(EXERCISE REQUIREMENTS)
Copy the records below exactly as they appear.

◇ ◇ ◇ ◇ ◇

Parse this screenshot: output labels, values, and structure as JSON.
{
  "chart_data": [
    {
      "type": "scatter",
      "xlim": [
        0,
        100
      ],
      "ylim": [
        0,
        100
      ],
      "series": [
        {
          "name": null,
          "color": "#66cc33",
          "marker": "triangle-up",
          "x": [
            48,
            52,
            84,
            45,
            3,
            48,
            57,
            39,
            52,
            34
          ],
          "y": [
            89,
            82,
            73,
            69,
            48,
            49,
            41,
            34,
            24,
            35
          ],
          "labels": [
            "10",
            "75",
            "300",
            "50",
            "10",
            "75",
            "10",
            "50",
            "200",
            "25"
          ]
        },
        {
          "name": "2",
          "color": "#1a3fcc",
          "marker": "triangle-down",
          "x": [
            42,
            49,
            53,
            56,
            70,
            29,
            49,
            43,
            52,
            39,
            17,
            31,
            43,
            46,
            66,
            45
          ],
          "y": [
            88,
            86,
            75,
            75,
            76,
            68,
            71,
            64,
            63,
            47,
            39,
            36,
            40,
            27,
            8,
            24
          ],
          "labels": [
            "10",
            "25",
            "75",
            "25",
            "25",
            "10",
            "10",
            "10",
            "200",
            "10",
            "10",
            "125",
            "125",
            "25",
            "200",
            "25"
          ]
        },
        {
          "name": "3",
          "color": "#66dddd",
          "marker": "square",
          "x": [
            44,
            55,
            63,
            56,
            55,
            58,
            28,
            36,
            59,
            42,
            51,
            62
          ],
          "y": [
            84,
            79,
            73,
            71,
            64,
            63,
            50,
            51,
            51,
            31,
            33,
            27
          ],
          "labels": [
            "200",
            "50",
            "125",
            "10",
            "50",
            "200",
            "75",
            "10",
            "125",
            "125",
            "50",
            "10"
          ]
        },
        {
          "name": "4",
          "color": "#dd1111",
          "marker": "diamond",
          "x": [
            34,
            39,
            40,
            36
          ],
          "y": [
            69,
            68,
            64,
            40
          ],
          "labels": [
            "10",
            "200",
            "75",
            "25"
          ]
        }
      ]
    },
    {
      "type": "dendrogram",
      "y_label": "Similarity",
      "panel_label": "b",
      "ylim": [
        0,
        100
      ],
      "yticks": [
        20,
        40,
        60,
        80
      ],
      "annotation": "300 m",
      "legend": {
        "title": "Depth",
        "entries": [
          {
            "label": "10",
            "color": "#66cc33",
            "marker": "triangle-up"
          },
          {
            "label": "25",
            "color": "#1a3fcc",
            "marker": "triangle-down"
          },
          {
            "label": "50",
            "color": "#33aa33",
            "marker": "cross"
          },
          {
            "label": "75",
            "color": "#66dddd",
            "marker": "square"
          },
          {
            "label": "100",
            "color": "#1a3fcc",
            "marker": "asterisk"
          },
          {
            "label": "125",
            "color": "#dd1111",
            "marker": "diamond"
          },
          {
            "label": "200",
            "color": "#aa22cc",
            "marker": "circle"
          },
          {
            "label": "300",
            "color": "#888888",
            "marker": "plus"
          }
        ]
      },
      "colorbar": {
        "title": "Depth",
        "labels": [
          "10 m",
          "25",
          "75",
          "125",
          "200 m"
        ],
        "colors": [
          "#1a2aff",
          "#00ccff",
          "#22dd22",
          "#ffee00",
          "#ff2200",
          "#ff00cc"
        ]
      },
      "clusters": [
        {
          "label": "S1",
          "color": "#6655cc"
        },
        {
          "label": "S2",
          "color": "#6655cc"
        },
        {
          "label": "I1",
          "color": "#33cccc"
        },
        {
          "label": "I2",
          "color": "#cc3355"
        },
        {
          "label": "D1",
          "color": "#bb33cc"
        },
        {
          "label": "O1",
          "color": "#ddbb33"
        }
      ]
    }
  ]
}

◇ ◇ ◇ ◇ ◇

(EXPECTED ANSWER)
Parse this screenshot: output labels, values, and structure as JSON.
{
  "chart_data": [
    {
      "type": "scatter",
      "xlim": [
        0,
        100
      ],
      "ylim": [
        0,
        100
      ],
      "series": [
        {
          "name": null,
          "color": "#66cc33",
          "marker": "triangle-up",
          "x": [
            48,
            52,
            84,
            45,
            3,
            48,
            57,
            39,
            52,
            34
          ],
          "y": [
            89,
            82,
            73,
            69,
            48,
            49,
            41,
            34,
            24,
            35
          ],
          "labels": [
            "10",
            "75",
            "300",
            "50",
            "10",
            "75",
            "10",
            "50",
            "200",
            "25"
          ]
        },
        {
          "name": "2",
          "color": "#1a3fcc",
          "marker": "triangle-down",
          "x": [
            42,
            49,
            53,
            56,
            70,
            29,
            49,
            43,
            52,
            39,
            17,
            31,
            43,
            46,
            66,
            45
          ],
          "y": [
            88,
            86,
            75,
            75,
            76,
            68,
            71,
            64,
            63,
            47,
            39,
            36,
            40,
            27,
            8,
            24
          ],
          "labels": [
            "10",
            "25",
            "75",
            "25",
            "25",
            "10",
            "10",
            "10",
            "200",
            "10",
            "10",
            "125",
            "125",
            "25",
            "200",
            "25"
          ]
        },
        {
          "name": "3",
          "color": "#66dddd",
          "marker": "square",
          "x": [
            44,
            55,
            63,
            56,
            55,
            58,
            28,
            36,
            59,
            42,
            51,
            62
          ],
          "y": [
            84,
            79,
            73,
            71,
            64,
            63,
            50,
            51,
            51,
            31,
            33,
            27
          ],
          "labels": [
            "200",
            "50",
            "125",
            "10",
            "50",
            "200",
            "75",
            "10",
            "125",
            "125",
            "50",
            "10"
          ]
        },
        {
          "name": "4",
          "color": "#dd1111",
          "marker": "diamond",
          "x": [
            34,
            39,
            40,
            36
          ],
          "y": [
            69,
            68,
            64,
            40
          ],
          "labels": [
            "10",
            "200",
            "75",
            "25"
          ]
        }
      ]
    },
    {
      "type": "dendrogram",
      "y_label": "Similarity",
      "panel_label": "b",
      "ylim": [
        0,
        100
      ],
      "yticks": [
        20,
        40,
        60,
        80
      ],
      "annotation": "300 m",
      "legend": {
        "title": "Depth",
        "entries": [
          {
            "label": "10",
            "color": "#66cc33",
            "marker": "triangle-up"
          },
          {
            "label": "25",
            "color": "#1a3fcc",
            "marker": "triangle-down"
          },
          {
            "label": "50",
            "color": "#33aa33",
            "marker": "cross"
          },
          {
            "label": "75",
            "color": "#66dddd",
            "marker": "square"
          },
          {
            "label": "100",
            "color": "#1a3fcc",
            "marker": "asterisk"
          },
          {
            "label": "125",
            "color": "#dd1111",
            "marker": "diamond"
          },
          {
            "label": "200",
            "color": "#aa22cc",
            "marker": "circle"
          },
          {
            "label": "300",
            "color": "#888888",
            "marker": "plus"
          }
        ]
      },
      "colorbar": {
        "title": "Depth",
        "labels": [
          "10 m",
          "25",
          "75",
          "125",
          "200 m"
        ],
        "colors": [
          "#1a2aff",
          "#00ccff",
          "#22dd22",
          "#ffee00",
          "#ff2200",
          "#ff00cc"
        ]
      },
      "clusters": [
        {
          "label": "S1",
          "color": "#6655cc"
        },
        {
          "label": "S2",
          "color": "#6655cc"
        },
        {
          "label": "I1",
          "color": "#33cccc"
        },
        {
          "label": "I2",
          "color": "#cc3355"
        },
        {
          "label": "D1",
          "color": "#bb33cc"
        },
        {
          "label": "O1",
          "color": "#ddbb33"
        }
      ]
    }
  ]
}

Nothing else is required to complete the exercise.